(Exercise):
Write out the whole listing word for word.

(Data entries):
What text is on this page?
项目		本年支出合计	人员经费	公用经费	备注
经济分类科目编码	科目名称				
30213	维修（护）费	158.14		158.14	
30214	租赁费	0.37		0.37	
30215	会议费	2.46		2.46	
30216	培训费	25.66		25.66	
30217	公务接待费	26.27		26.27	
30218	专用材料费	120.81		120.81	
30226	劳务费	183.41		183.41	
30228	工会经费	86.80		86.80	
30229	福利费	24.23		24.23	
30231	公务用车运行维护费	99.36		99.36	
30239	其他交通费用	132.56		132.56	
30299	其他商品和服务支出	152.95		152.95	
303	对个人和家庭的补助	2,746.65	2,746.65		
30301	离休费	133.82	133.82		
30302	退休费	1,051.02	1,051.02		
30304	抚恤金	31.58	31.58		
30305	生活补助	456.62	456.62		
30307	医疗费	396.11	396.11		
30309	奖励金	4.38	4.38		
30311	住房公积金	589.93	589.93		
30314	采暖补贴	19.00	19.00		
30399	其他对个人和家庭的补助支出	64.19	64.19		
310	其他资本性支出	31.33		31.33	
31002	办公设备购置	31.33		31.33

(Reply to the exercise):
What text is on this page?
项目		本年支出合计	人员经费	公用经费	备注
经济分类科目编码	科目名称				
30213	维修（护）费	158.14		158.14	
30214	租赁费	0.37		0.37	
30215	会议费	2.46		2.46	
30216	培训费	25.66		25.66	
30217	公务接待费	26.27		26.27	
30218	专用材料费	120.81		120.81	
30226	劳务费	183.41		183.41	
30228	工会经费	86.80		86.80	
30229	福利费	24.23		24.23	
30231	公务用车运行维护费	99.36		99.36	
30239	其他交通费用	132.56		132.56	
30299	其他商品和服务支出	152.95		152.95	
303	对个人和家庭的补助	2,746.65	2,746.65		
30301	离休费	133.82	133.82		
30302	退休费	1,051.02	1,051.02		
30304	抚恤金	31.58	31.58		
30305	生活补助	456.62	456.62		
30307	医疗费	396.11	396.11		
30309	奖励金	4.38	4.38		
30311	住房公积金	589.93	589.93		
30314	采暖补贴	19.00	19.00		
30399	其他对个人和家庭的补助支出	64.19	64.19		
310	其他资本性支出	31.33		31.33	
31002	办公设备购置	31.33		31.33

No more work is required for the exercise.